Copy all entries without alteration and skip the pictures they hold.

((

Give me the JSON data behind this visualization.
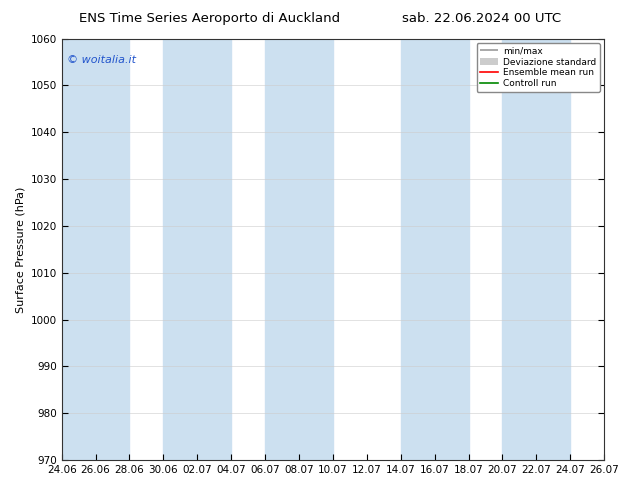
{
  "title_left": "ENS Time Series Aeroporto di Auckland",
  "title_right": "sab. 22.06.2024 00 UTC",
  "ylabel": "Surface Pressure (hPa)",
  "ylim": [
    970,
    1060
  ],
  "yticks": [
    970,
    980,
    990,
    1000,
    1010,
    1020,
    1030,
    1040,
    1050,
    1060
  ],
  "x_tick_labels": [
    "24.06",
    "26.06",
    "28.06",
    "30.06",
    "02.07",
    "04.07",
    "06.07",
    "08.07",
    "10.07",
    "12.07",
    "14.07",
    "16.07",
    "18.07",
    "20.07",
    "22.07",
    "24.07",
    "26.07"
  ],
  "watermark": "© woitalia.it",
  "legend_entries": [
    "min/max",
    "Deviazione standard",
    "Ensemble mean run",
    "Controll run"
  ],
  "bg_color": "#ffffff",
  "band_color": "#cce0f0",
  "band_alpha": 1.0,
  "title_fontsize": 9.5,
  "axis_fontsize": 8,
  "tick_fontsize": 7.5,
  "watermark_color": "#2255cc",
  "ensemble_mean_color": "#ff0000",
  "controll_run_color": "#008800",
  "minmax_color": "#999999",
  "devstd_color": "#cccccc",
  "band_positions": [
    0,
    3,
    6,
    10,
    13
  ]
}
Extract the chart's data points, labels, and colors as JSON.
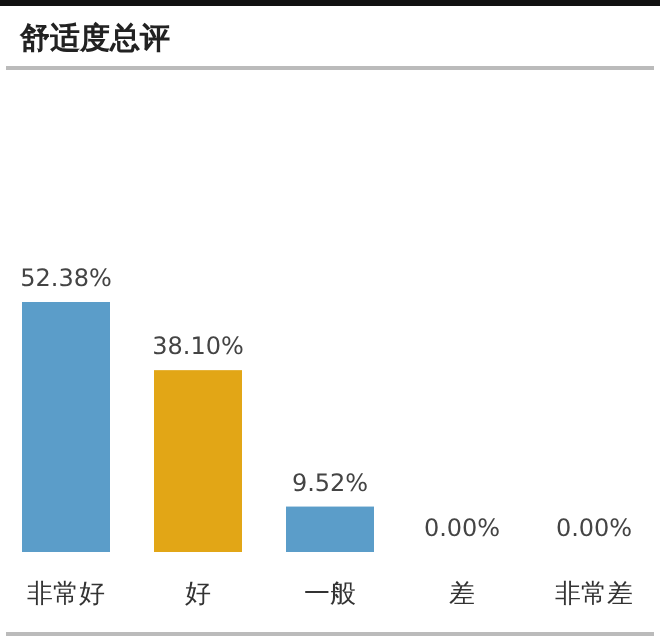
{
  "chart_data": {
    "type": "bar",
    "title": "舒适度总评",
    "categories": [
      "非常好",
      "好",
      "一般",
      "差",
      "非常差"
    ],
    "values": [
      52.38,
      38.1,
      9.52,
      0,
      0
    ],
    "colors": [
      "#5b9dc9",
      "#e2a616",
      "#5b9dc9",
      "#5b9dc9",
      "#5b9dc9"
    ],
    "value_labels": [
      "52.38%",
      "38.10%",
      "9.52%",
      "0.00%",
      "0.00%"
    ]
  }
}
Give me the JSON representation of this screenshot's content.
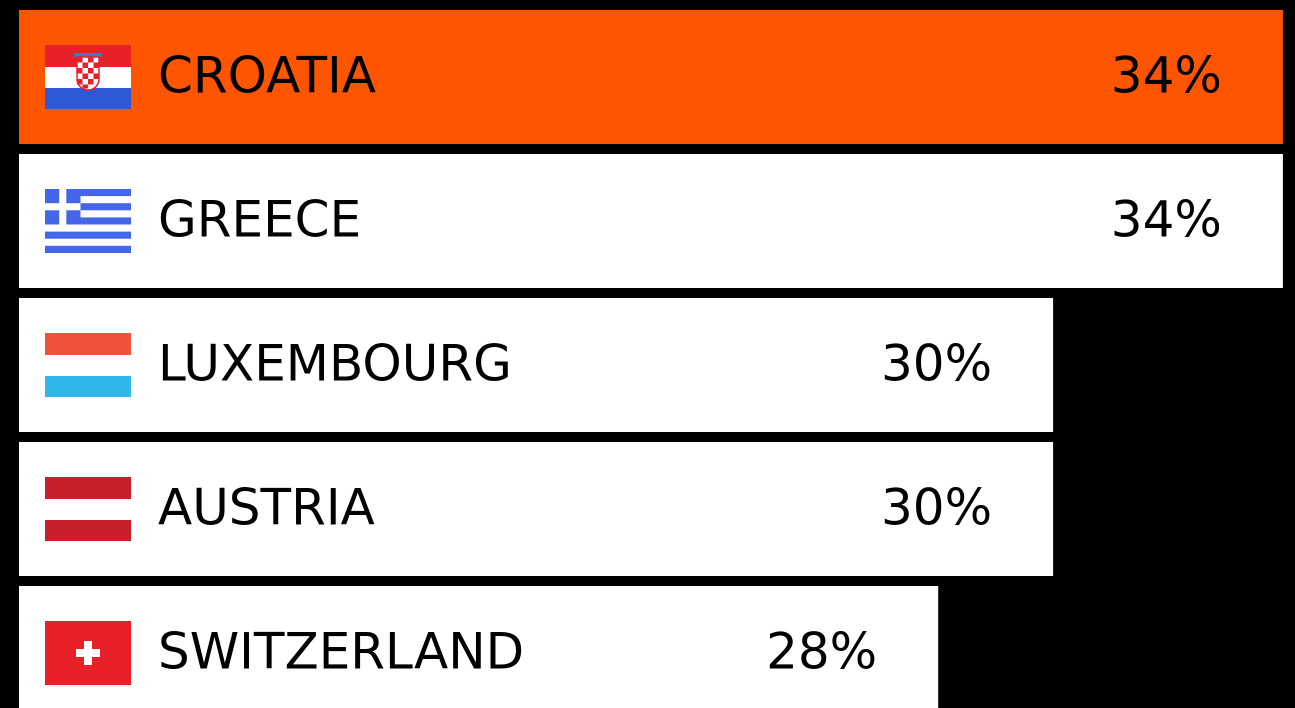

))

- _Exercise result_:
Give me the JSON data behind this visualization.
{
  "title_left": "ENS Time Series Aeroporto di Auckland",
  "title_right": "sab. 22.06.2024 00 UTC",
  "ylabel": "Surface Pressure (hPa)",
  "ylim": [
    970,
    1060
  ],
  "yticks": [
    970,
    980,
    990,
    1000,
    1010,
    1020,
    1030,
    1040,
    1050,
    1060
  ],
  "x_tick_labels": [
    "24.06",
    "26.06",
    "28.06",
    "30.06",
    "02.07",
    "04.07",
    "06.07",
    "08.07",
    "10.07",
    "12.07",
    "14.07",
    "16.07",
    "18.07",
    "20.07",
    "22.07",
    "24.07",
    "26.07"
  ],
  "watermark": "© woitalia.it",
  "legend_entries": [
    "min/max",
    "Deviazione standard",
    "Ensemble mean run",
    "Controll run"
  ],
  "bg_color": "#ffffff",
  "band_color": "#cce0f0",
  "band_alpha": 1.0,
  "title_fontsize": 9.5,
  "axis_fontsize": 8,
  "tick_fontsize": 7.5,
  "watermark_color": "#2255cc",
  "ensemble_mean_color": "#ff0000",
  "controll_run_color": "#008800",
  "minmax_color": "#999999",
  "devstd_color": "#cccccc",
  "band_positions": [
    0,
    3,
    6,
    10,
    13
  ]
}
Extract the chart's data points, labels, and colors as JSON.
{
  "chart_data": {
    "type": "bar",
    "title": "舒适度总评",
    "categories": [
      "非常好",
      "好",
      "一般",
      "差",
      "非常差"
    ],
    "values": [
      52.38,
      38.1,
      9.52,
      0,
      0
    ],
    "colors": [
      "#5b9dc9",
      "#e2a616",
      "#5b9dc9",
      "#5b9dc9",
      "#5b9dc9"
    ],
    "value_labels": [
      "52.38%",
      "38.10%",
      "9.52%",
      "0.00%",
      "0.00%"
    ]
  }
}
Give me the JSON representation of this screenshot's content.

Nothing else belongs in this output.